* BEGIN Stored rows *
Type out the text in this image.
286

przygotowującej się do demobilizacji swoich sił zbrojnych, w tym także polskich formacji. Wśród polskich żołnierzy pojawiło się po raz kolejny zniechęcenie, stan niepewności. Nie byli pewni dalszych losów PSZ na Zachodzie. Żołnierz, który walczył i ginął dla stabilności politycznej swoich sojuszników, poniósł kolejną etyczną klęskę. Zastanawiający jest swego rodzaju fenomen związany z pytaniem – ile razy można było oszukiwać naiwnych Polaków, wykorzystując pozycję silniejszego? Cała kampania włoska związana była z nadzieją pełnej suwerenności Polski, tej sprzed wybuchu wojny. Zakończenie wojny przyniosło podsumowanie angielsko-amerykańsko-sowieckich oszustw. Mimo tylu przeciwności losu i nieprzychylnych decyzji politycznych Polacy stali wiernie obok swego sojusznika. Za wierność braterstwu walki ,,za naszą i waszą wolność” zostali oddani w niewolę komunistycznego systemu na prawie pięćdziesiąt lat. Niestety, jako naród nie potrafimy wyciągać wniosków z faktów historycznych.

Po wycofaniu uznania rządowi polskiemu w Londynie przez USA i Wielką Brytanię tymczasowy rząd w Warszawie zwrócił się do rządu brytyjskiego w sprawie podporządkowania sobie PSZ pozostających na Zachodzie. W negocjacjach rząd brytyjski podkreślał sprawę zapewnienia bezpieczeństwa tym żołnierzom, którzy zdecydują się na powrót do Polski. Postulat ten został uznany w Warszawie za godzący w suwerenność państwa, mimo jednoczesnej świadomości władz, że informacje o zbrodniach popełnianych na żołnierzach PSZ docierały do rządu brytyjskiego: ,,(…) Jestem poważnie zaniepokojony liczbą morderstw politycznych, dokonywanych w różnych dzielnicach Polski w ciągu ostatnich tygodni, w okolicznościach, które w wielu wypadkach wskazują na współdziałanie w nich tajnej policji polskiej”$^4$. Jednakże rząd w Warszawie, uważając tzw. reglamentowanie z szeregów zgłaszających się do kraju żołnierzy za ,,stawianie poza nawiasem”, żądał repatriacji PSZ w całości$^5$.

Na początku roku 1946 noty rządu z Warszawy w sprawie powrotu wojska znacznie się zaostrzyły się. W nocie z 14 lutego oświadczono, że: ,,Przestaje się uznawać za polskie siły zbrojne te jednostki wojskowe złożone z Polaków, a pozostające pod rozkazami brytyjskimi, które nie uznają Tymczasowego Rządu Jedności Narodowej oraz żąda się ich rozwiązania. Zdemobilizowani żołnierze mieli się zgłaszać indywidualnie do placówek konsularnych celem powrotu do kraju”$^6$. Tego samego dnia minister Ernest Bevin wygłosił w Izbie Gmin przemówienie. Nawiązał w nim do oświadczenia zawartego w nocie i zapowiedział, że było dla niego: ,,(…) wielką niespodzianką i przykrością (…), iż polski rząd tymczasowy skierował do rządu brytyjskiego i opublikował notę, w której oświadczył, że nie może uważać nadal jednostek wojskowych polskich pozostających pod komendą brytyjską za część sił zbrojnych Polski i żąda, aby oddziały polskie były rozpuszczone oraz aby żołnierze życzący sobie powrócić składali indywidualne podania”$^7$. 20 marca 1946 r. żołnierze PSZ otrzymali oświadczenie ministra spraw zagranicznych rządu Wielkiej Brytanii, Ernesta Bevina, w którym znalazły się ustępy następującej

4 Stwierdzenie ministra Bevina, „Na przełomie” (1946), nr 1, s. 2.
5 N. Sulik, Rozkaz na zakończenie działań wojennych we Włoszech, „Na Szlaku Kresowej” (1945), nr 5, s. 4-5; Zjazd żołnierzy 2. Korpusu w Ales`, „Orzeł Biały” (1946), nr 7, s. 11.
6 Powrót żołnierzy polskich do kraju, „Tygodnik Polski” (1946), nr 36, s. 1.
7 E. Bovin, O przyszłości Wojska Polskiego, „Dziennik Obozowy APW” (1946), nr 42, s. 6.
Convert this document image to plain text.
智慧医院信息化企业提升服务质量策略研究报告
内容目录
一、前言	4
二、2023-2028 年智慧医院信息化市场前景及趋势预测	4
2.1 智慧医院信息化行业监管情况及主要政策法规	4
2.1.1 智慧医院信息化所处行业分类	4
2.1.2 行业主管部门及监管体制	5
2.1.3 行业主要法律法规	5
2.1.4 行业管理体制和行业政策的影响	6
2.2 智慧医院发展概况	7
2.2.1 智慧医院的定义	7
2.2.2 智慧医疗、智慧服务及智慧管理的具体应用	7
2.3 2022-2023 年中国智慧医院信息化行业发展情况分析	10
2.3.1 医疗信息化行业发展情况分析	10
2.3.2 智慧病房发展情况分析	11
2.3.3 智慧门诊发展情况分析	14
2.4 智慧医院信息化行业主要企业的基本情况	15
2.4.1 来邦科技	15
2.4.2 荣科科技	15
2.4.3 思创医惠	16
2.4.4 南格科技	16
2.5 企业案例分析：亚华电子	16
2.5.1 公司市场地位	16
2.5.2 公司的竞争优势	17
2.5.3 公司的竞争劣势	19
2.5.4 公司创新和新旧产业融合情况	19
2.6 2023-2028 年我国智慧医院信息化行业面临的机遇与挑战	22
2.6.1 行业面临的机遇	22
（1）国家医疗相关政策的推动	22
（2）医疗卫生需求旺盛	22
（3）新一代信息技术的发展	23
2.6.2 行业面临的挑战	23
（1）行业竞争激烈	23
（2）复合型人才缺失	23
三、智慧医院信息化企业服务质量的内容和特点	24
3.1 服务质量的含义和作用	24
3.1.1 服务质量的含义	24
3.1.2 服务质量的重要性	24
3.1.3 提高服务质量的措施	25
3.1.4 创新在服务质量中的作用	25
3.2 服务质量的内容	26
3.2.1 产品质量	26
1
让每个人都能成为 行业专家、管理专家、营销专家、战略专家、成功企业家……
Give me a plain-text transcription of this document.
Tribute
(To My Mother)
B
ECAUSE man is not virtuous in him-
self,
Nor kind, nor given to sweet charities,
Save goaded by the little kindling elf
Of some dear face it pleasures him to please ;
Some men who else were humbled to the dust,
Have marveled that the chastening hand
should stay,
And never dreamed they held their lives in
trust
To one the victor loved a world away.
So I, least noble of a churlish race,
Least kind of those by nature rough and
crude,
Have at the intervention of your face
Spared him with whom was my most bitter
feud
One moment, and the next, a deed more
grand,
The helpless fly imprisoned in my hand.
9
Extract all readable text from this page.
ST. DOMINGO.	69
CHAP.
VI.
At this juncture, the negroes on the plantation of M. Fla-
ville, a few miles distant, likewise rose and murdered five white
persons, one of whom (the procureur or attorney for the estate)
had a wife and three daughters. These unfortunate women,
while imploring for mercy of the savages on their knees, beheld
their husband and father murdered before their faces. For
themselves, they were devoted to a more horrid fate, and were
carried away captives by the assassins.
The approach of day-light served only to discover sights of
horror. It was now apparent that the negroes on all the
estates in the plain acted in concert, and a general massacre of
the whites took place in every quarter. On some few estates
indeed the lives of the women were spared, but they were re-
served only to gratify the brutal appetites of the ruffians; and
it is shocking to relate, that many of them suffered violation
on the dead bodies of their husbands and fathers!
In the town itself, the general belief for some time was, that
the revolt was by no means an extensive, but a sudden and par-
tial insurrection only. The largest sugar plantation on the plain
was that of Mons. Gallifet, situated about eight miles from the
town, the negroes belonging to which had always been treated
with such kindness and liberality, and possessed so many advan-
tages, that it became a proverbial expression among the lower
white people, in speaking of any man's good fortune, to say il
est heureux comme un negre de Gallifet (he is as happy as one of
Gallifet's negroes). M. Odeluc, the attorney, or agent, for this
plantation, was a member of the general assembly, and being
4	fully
* END Stored rows *
Tally every line of the data that holds the word "whom" and write the count alone.

2